# Task prompt
Count the lines containing "Смит" in the entries underneath, and state that count without anything else.

# Data extract
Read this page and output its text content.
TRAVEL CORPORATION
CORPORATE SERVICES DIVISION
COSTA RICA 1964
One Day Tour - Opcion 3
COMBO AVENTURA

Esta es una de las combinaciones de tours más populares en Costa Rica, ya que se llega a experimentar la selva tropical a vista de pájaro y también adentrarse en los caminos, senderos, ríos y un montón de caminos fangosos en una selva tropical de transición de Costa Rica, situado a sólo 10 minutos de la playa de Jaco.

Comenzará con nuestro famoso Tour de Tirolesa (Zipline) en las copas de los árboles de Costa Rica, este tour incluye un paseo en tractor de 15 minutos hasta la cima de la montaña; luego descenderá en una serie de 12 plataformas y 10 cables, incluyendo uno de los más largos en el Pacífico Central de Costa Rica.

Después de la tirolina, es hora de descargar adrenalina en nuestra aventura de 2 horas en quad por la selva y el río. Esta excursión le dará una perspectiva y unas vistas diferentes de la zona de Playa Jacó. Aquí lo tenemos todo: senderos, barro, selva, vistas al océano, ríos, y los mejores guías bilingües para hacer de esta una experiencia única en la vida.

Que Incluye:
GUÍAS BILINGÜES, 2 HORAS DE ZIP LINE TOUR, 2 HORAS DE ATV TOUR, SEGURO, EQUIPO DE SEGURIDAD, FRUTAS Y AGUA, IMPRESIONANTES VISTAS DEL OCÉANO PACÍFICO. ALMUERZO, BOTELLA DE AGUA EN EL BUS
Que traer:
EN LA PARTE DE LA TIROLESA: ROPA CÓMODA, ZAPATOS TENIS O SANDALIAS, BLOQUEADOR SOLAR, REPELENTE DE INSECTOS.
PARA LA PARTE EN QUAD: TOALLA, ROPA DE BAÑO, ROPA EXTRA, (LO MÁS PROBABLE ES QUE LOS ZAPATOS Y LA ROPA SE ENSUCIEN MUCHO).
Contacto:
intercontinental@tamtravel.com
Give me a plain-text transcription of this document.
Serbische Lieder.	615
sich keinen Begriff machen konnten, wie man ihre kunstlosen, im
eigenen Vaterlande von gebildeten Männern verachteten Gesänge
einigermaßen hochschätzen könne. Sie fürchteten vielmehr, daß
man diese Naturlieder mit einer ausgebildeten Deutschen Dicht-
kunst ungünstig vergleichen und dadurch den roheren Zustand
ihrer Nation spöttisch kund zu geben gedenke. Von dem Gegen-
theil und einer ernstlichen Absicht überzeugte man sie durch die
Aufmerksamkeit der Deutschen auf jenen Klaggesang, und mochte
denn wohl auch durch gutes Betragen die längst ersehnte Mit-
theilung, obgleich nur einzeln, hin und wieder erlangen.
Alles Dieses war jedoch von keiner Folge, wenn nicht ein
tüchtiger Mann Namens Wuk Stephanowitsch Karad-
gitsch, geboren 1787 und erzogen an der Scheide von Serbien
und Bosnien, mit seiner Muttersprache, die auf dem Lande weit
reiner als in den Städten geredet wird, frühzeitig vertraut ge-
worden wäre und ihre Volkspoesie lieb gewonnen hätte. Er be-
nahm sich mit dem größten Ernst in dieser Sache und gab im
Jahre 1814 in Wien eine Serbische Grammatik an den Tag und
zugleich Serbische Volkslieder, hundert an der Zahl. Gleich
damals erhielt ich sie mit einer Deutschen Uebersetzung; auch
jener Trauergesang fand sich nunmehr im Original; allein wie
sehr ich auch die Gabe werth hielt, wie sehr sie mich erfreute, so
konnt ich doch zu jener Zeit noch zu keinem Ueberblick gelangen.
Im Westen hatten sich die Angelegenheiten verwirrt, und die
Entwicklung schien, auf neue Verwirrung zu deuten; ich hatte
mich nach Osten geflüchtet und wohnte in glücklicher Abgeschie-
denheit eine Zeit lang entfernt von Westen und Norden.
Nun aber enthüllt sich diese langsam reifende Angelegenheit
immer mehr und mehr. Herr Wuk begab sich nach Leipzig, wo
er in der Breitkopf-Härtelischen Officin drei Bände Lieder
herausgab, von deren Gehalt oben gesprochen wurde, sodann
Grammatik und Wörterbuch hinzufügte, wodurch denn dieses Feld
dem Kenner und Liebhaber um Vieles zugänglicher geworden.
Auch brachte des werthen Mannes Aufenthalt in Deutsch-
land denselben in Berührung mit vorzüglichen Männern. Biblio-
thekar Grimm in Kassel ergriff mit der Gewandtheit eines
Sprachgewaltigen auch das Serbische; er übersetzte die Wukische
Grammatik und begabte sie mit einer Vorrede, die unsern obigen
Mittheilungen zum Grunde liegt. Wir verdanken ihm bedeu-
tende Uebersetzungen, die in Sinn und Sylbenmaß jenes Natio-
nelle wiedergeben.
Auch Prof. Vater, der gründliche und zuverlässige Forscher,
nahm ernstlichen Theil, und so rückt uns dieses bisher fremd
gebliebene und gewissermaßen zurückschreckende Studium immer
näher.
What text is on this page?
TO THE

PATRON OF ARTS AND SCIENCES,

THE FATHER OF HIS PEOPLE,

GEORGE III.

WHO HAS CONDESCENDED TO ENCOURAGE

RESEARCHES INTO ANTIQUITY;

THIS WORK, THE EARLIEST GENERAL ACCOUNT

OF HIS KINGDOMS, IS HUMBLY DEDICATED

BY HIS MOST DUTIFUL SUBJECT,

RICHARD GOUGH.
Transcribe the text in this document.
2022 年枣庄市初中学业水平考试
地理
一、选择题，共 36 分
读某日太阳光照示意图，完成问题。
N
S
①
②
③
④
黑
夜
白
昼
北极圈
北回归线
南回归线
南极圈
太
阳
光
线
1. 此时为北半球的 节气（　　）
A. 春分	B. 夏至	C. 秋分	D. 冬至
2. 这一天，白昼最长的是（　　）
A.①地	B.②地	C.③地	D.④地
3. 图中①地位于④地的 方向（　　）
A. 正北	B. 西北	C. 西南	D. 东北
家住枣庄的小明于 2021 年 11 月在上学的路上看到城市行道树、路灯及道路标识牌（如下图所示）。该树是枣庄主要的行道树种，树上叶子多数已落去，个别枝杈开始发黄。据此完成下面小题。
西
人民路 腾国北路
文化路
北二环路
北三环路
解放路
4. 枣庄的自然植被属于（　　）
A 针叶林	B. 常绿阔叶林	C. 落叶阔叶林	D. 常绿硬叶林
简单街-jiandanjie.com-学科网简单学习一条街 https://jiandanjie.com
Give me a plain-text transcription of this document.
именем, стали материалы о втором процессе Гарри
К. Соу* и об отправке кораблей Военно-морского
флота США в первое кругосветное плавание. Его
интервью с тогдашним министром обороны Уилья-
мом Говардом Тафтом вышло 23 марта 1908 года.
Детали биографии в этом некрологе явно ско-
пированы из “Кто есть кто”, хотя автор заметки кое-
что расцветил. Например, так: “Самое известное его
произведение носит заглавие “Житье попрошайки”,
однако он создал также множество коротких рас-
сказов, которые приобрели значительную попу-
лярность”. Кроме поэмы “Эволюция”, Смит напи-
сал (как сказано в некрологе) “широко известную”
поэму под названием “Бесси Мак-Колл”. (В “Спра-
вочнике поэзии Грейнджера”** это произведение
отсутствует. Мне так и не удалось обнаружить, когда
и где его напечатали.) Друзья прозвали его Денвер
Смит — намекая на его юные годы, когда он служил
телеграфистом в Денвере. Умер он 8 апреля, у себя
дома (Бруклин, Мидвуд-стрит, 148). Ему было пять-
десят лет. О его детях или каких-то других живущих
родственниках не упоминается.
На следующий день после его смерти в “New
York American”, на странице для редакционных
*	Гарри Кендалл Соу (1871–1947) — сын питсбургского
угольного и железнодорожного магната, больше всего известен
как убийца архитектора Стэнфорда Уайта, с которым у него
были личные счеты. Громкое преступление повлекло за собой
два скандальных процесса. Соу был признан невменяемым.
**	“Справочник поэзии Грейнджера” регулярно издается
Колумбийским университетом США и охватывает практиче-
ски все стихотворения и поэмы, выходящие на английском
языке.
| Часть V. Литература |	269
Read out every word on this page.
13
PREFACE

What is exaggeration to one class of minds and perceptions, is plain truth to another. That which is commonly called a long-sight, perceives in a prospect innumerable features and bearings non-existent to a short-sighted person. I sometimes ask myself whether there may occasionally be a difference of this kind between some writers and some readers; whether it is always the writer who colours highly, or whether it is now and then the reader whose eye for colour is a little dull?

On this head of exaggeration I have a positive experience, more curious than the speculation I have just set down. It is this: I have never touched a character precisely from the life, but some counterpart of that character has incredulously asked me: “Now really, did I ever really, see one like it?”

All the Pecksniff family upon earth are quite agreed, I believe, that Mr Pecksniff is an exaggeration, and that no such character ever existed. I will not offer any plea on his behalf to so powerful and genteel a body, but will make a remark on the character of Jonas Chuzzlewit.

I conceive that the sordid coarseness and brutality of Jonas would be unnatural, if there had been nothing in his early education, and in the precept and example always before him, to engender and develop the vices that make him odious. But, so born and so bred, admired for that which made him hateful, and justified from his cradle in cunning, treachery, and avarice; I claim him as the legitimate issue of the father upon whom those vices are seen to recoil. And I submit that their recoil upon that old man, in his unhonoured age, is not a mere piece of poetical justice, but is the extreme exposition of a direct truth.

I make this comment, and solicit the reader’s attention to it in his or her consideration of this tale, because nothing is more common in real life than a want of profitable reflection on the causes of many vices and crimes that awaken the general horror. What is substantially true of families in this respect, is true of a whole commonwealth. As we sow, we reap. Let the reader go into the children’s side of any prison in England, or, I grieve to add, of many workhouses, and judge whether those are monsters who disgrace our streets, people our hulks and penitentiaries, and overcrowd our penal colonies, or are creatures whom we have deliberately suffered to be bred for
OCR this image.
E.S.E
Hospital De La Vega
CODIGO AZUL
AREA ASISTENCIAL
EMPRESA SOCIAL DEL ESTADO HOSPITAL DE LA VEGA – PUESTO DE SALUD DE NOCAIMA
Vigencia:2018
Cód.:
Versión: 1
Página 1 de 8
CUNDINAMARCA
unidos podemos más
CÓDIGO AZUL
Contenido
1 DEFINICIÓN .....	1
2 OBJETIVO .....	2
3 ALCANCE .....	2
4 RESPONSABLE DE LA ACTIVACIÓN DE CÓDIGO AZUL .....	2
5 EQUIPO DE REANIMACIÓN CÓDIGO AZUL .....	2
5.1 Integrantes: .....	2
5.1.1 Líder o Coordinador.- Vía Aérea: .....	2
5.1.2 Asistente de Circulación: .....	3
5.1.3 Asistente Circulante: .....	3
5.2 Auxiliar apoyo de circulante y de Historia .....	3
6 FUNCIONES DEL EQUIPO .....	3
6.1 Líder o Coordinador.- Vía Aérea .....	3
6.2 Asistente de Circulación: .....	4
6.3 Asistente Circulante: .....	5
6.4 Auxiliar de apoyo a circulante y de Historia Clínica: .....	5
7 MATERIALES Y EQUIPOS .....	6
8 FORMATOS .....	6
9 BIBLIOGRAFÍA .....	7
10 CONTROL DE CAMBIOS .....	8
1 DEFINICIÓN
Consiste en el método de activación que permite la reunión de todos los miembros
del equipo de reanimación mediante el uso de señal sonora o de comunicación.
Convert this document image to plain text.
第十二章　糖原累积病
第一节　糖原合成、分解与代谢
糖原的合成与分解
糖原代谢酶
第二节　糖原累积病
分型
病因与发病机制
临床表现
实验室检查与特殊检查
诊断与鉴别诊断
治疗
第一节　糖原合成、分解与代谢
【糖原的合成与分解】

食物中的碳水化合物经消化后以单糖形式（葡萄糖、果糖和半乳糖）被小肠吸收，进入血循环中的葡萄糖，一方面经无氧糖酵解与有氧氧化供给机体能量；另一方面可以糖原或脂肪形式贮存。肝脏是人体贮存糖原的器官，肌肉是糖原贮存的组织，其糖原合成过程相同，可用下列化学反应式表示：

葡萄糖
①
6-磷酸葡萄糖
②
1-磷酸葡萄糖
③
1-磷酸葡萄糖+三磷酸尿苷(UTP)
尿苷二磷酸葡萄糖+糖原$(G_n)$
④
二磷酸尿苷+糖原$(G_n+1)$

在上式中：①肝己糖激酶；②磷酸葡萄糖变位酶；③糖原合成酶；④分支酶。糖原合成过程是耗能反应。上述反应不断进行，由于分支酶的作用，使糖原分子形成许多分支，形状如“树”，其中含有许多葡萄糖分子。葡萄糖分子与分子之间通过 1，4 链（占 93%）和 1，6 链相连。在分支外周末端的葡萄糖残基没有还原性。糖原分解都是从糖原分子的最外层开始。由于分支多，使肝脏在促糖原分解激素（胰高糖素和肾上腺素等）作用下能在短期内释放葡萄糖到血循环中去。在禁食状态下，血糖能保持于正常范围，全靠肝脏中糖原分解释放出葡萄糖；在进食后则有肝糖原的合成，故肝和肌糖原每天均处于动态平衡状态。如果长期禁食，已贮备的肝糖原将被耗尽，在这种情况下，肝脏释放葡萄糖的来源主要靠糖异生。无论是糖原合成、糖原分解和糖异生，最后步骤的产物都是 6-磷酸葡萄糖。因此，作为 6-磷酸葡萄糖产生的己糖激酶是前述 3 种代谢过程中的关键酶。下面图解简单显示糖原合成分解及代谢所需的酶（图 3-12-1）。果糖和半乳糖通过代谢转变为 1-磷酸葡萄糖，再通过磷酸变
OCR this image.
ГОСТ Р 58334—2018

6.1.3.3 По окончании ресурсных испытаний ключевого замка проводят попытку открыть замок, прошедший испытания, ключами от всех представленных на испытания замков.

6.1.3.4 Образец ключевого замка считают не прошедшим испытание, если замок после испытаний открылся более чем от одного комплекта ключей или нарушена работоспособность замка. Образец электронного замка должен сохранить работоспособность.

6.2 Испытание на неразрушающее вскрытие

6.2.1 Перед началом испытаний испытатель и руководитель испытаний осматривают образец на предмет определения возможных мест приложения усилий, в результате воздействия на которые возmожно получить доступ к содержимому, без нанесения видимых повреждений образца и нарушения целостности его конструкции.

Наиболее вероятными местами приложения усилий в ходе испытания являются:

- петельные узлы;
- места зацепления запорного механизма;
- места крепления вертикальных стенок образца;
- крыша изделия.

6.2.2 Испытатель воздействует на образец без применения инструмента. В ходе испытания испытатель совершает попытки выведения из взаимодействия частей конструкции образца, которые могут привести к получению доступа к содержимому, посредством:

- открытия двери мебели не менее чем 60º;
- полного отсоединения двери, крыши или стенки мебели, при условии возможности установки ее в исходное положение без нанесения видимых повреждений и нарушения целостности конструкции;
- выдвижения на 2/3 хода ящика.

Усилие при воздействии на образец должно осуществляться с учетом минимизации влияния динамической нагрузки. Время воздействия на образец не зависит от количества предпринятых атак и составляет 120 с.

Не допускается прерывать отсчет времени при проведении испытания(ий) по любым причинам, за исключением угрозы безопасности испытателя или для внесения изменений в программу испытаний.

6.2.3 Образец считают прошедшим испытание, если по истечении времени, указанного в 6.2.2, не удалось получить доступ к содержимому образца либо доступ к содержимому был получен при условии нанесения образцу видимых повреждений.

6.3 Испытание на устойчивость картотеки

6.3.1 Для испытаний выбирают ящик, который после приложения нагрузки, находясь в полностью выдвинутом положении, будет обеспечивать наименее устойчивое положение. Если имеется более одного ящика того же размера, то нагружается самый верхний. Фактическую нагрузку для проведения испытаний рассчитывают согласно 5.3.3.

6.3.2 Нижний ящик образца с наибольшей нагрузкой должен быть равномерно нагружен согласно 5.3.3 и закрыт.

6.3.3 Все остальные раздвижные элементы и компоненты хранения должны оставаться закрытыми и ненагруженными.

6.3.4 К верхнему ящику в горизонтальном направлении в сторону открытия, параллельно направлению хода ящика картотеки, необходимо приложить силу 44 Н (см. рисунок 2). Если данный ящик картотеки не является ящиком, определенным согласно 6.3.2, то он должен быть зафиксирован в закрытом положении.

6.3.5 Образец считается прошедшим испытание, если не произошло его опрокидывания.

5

# Response to this exercise
2